- **Stored items from a collection**
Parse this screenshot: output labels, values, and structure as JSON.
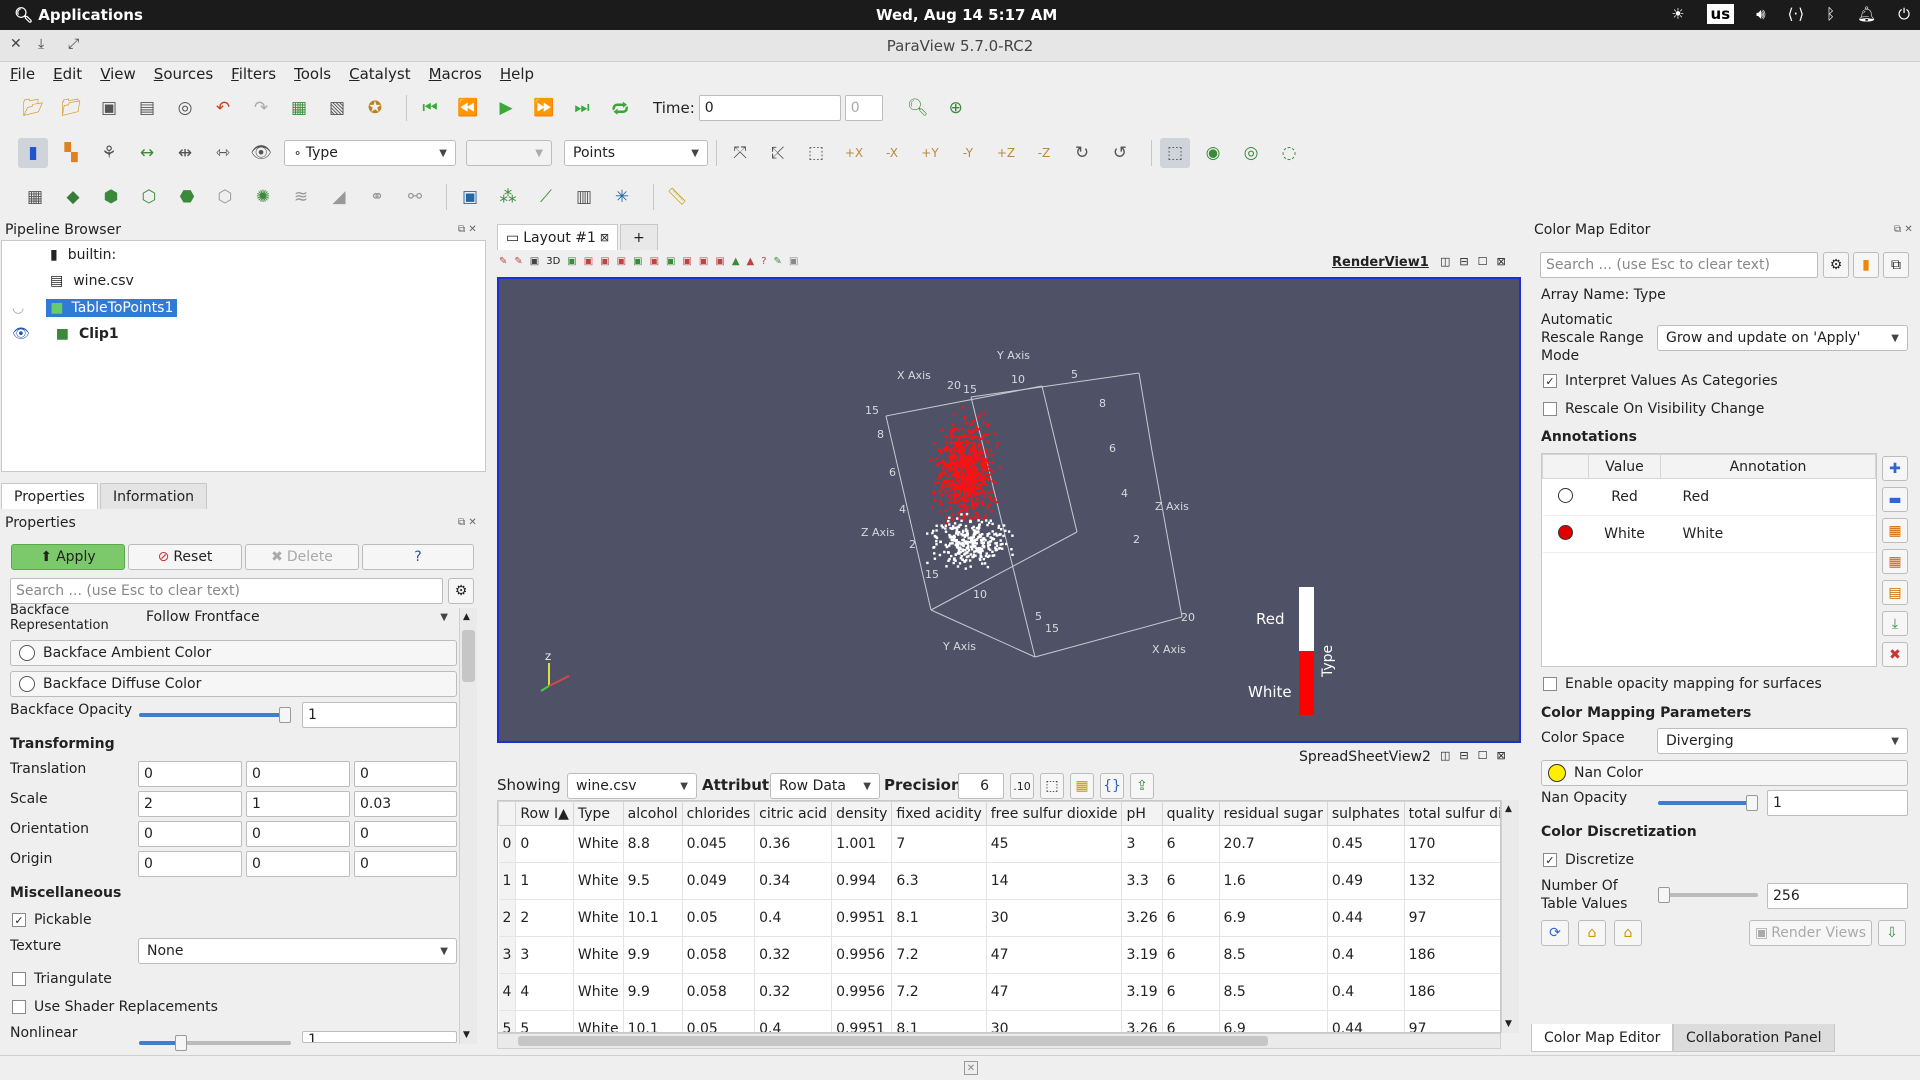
{
  "system": {
    "apps_label": "Applications",
    "clock": "Wed, Aug 14   5:17 AM",
    "keyboard": "us"
  },
  "window": {
    "title": "ParaView 5.7.0-RC2"
  },
  "menu": [
    "File",
    "Edit",
    "View",
    "Sources",
    "Filters",
    "Tools",
    "Catalyst",
    "Macros",
    "Help"
  ],
  "toolbar": {
    "time_label": "Time:",
    "time_value": "0",
    "time_index": "0",
    "color_by": "Type",
    "representation": "Points"
  },
  "pipeline": {
    "title": "Pipeline Browser",
    "items": [
      {
        "label": "builtin:"
      },
      {
        "label": "wine.csv"
      },
      {
        "label": "TableToPoints1"
      },
      {
        "label": "Clip1"
      }
    ]
  },
  "properties": {
    "tabs": [
      "Properties",
      "Information"
    ],
    "title": "Properties",
    "apply": "Apply",
    "reset": "Reset",
    "delete": "Delete",
    "help": "?",
    "search_placeholder": "Search ... (use Esc to clear text)",
    "backface_rep_label": "Backface\nRepresentation",
    "backface_rep_value": "Follow Frontface",
    "backface_ambient": "Backface Ambient Color",
    "backface_diffuse": "Backface Diffuse Color",
    "backface_opacity_label": "Backface Opacity",
    "backface_opacity_value": "1",
    "backface_opacity_fraction": 1.0,
    "transforming": "Transforming",
    "translation_label": "Translation",
    "translation": [
      "0",
      "0",
      "0"
    ],
    "scale_label": "Scale",
    "scale": [
      "2",
      "1",
      "0.03"
    ],
    "orientation_label": "Orientation",
    "orientation": [
      "0",
      "0",
      "0"
    ],
    "origin_label": "Origin",
    "origin": [
      "0",
      "0",
      "0"
    ],
    "misc": "Miscellaneous",
    "pickable": "Pickable",
    "texture_label": "Texture",
    "texture_value": "None",
    "triangulate": "Triangulate",
    "shader": "Use Shader Replacements",
    "nonlinear": "Nonlinear",
    "nonlinear_value": "1"
  },
  "layout": {
    "tab": "Layout #1",
    "plus": "+",
    "render_view": "RenderView1",
    "spreadsheet_view": "SpreadSheetView2"
  },
  "render": {
    "axis_labels": [
      "X Axis",
      "Y Axis",
      "Z Axis",
      "Z Axis",
      "Y Axis",
      "X Axis"
    ],
    "ticks": [
      "15",
      "20",
      "10",
      "5",
      "15",
      "8",
      "6",
      "4",
      "2",
      "8",
      "6",
      "4",
      "2",
      "15",
      "10",
      "5",
      "15",
      "20"
    ],
    "legend": {
      "title": "Type",
      "entries": [
        "Red",
        "White"
      ],
      "colors": {
        "Red": "#ffffff",
        "White": "#ff0000"
      }
    }
  },
  "spreadsheet": {
    "showing_label": "Showing",
    "showing_value": "wine.csv",
    "attribute_label": "Attribute:",
    "attribute_value": "Row Data",
    "precision_label": "Precision:",
    "precision_value": "6",
    "columns": [
      "Row I▲",
      "Type",
      "alcohol",
      "chlorides",
      "citric acid",
      "density",
      "fixed acidity",
      "free sulfur dioxide",
      "pH",
      "quality",
      "residual sugar",
      "sulphates",
      "total sulfur di"
    ],
    "rows": [
      [
        "0",
        "0",
        "White",
        "8.8",
        "0.045",
        "0.36",
        "1.001",
        "7",
        "45",
        "3",
        "6",
        "20.7",
        "0.45",
        "170"
      ],
      [
        "1",
        "1",
        "White",
        "9.5",
        "0.049",
        "0.34",
        "0.994",
        "6.3",
        "14",
        "3.3",
        "6",
        "1.6",
        "0.49",
        "132"
      ],
      [
        "2",
        "2",
        "White",
        "10.1",
        "0.05",
        "0.4",
        "0.9951",
        "8.1",
        "30",
        "3.26",
        "6",
        "6.9",
        "0.44",
        "97"
      ],
      [
        "3",
        "3",
        "White",
        "9.9",
        "0.058",
        "0.32",
        "0.9956",
        "7.2",
        "47",
        "3.19",
        "6",
        "8.5",
        "0.4",
        "186"
      ],
      [
        "4",
        "4",
        "White",
        "9.9",
        "0.058",
        "0.32",
        "0.9956",
        "7.2",
        "47",
        "3.19",
        "6",
        "8.5",
        "0.4",
        "186"
      ],
      [
        "5",
        "5",
        "White",
        "10.1",
        "0.05",
        "0.4",
        "0.9951",
        "8.1",
        "30",
        "3.26",
        "6",
        "6.9",
        "0.44",
        "97"
      ]
    ]
  },
  "colormap": {
    "title": "Color Map Editor",
    "search_placeholder": "Search ... (use Esc to clear text)",
    "array_name": "Array Name: Type",
    "rescale_label": "Automatic\nRescale Range\nMode",
    "rescale_value": "Grow and update on 'Apply'",
    "interpret": "Interpret Values As Categories",
    "rescale_visibility": "Rescale On Visibility Change",
    "annotations": "Annotations",
    "ann_cols": [
      "Value",
      "Annotation"
    ],
    "ann_rows": [
      {
        "value": "Red",
        "annotation": "Red",
        "color": "#ffffff"
      },
      {
        "value": "White",
        "annotation": "White",
        "color": "#e00000"
      }
    ],
    "opacity_mapping": "Enable opacity mapping for surfaces",
    "cmp": "Color Mapping Parameters",
    "color_space_label": "Color Space",
    "color_space_value": "Diverging",
    "nan_color": "Nan Color",
    "nan_color_value": "#ffee00",
    "nan_opacity_label": "Nan Opacity",
    "nan_opacity_value": "1",
    "nan_opacity_fraction": 1.0,
    "discretization": "Color Discretization",
    "discretize": "Discretize",
    "num_table_label": "Number Of\nTable Values",
    "num_table_value": "256",
    "num_table_fraction": 0.12,
    "render_views": "Render Views",
    "bottom_tabs": [
      "Color Map Editor",
      "Collaboration Panel"
    ]
  }
}
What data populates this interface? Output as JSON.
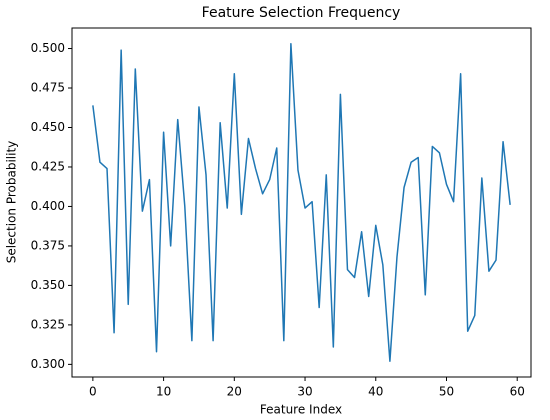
{
  "chart_data": {
    "type": "line",
    "title": "Feature Selection Frequency",
    "x_label": "Feature Index",
    "y_label": "Selection Probability",
    "x": [
      0,
      1,
      2,
      3,
      4,
      5,
      6,
      7,
      8,
      9,
      10,
      11,
      12,
      13,
      14,
      15,
      16,
      17,
      18,
      19,
      20,
      21,
      22,
      23,
      24,
      25,
      26,
      27,
      28,
      29,
      30,
      31,
      32,
      33,
      34,
      35,
      36,
      37,
      38,
      39,
      40,
      41,
      42,
      43,
      44,
      45,
      46,
      47,
      48,
      49,
      50,
      51,
      52,
      53,
      54,
      55,
      56,
      57,
      58,
      59
    ],
    "series": [
      {
        "color": "#1f77b4",
        "values": [
          0.464,
          0.428,
          0.424,
          0.32,
          0.499,
          0.338,
          0.487,
          0.397,
          0.417,
          0.308,
          0.447,
          0.375,
          0.455,
          0.4,
          0.315,
          0.463,
          0.42,
          0.315,
          0.453,
          0.399,
          0.484,
          0.395,
          0.443,
          0.424,
          0.408,
          0.417,
          0.437,
          0.315,
          0.503,
          0.423,
          0.399,
          0.403,
          0.336,
          0.42,
          0.311,
          0.471,
          0.36,
          0.355,
          0.384,
          0.343,
          0.388,
          0.363,
          0.302,
          0.368,
          0.412,
          0.428,
          0.431,
          0.344,
          0.438,
          0.434,
          0.414,
          0.403,
          0.484,
          0.321,
          0.331,
          0.418,
          0.359,
          0.366,
          0.441,
          0.401
        ]
      }
    ],
    "xlim": [
      -2.95,
      61.95
    ],
    "xticks": [
      0,
      10,
      20,
      30,
      40,
      50,
      60
    ],
    "ylim": [
      0.292,
      0.513
    ],
    "yticks": [
      {
        "value": 0.3,
        "label": "0.300"
      },
      {
        "value": 0.325,
        "label": "0.325"
      },
      {
        "value": 0.35,
        "label": "0.350"
      },
      {
        "value": 0.375,
        "label": "0.375"
      },
      {
        "value": 0.4,
        "label": "0.400"
      },
      {
        "value": 0.425,
        "label": "0.425"
      },
      {
        "value": 0.45,
        "label": "0.450"
      },
      {
        "value": 0.475,
        "label": "0.475"
      },
      {
        "value": 0.5,
        "label": "0.500"
      }
    ]
  }
}
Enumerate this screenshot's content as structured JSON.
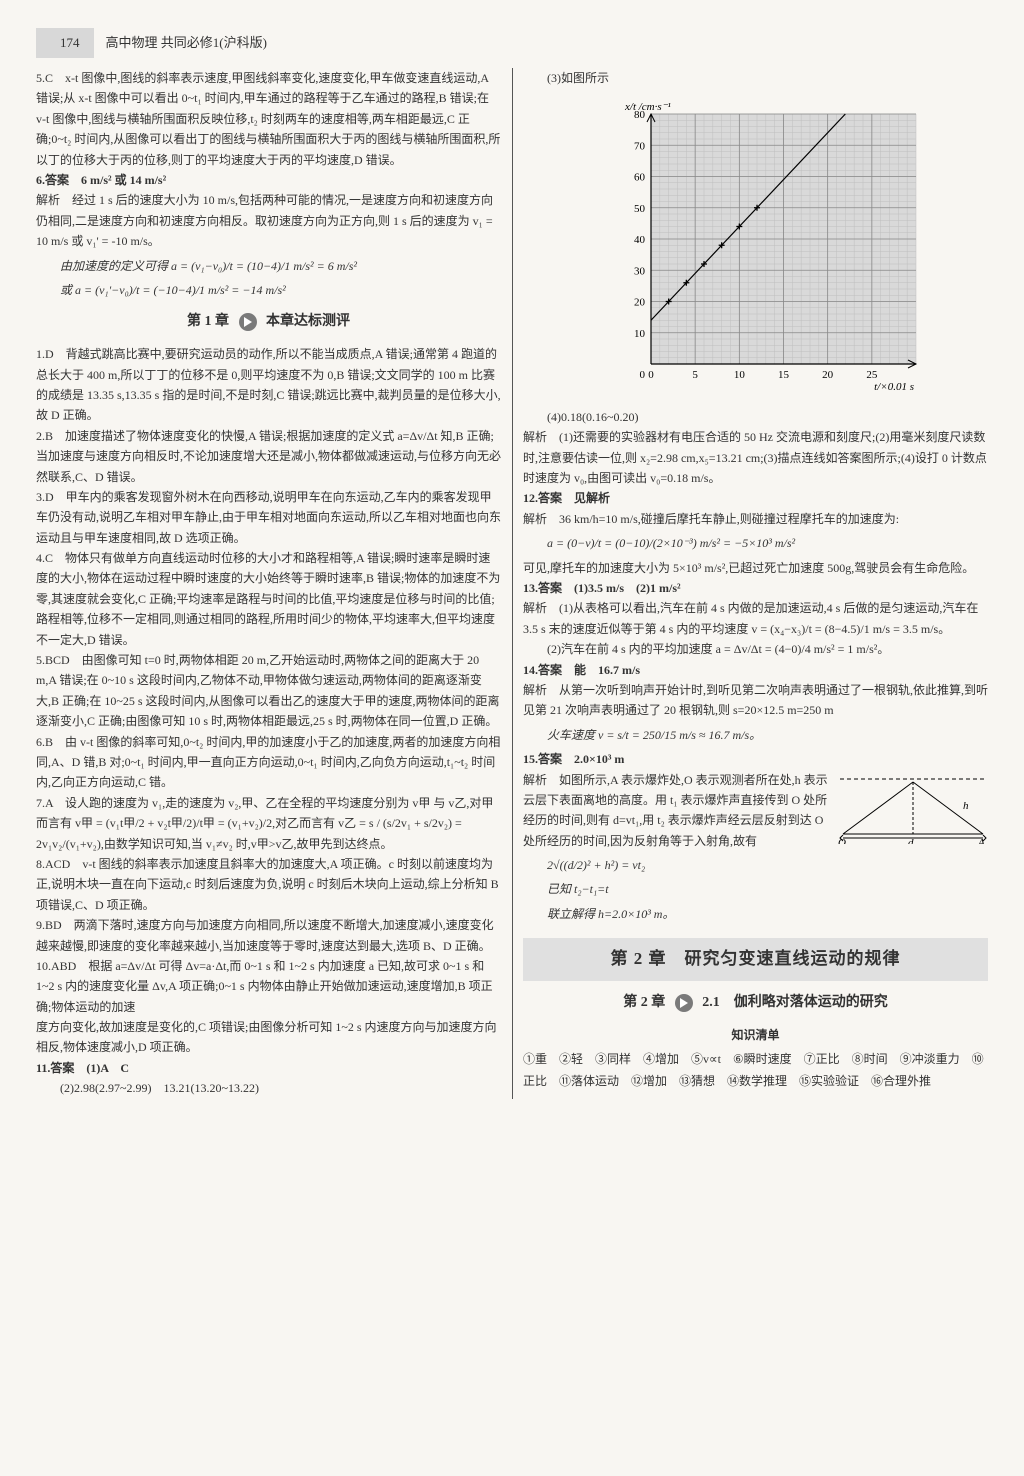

- **REQUIREMENTS**
Copy out every line holding the string "Editor".

- **SOLUTION**
    "title": "Color Map Editor",
      "Color Map Editor",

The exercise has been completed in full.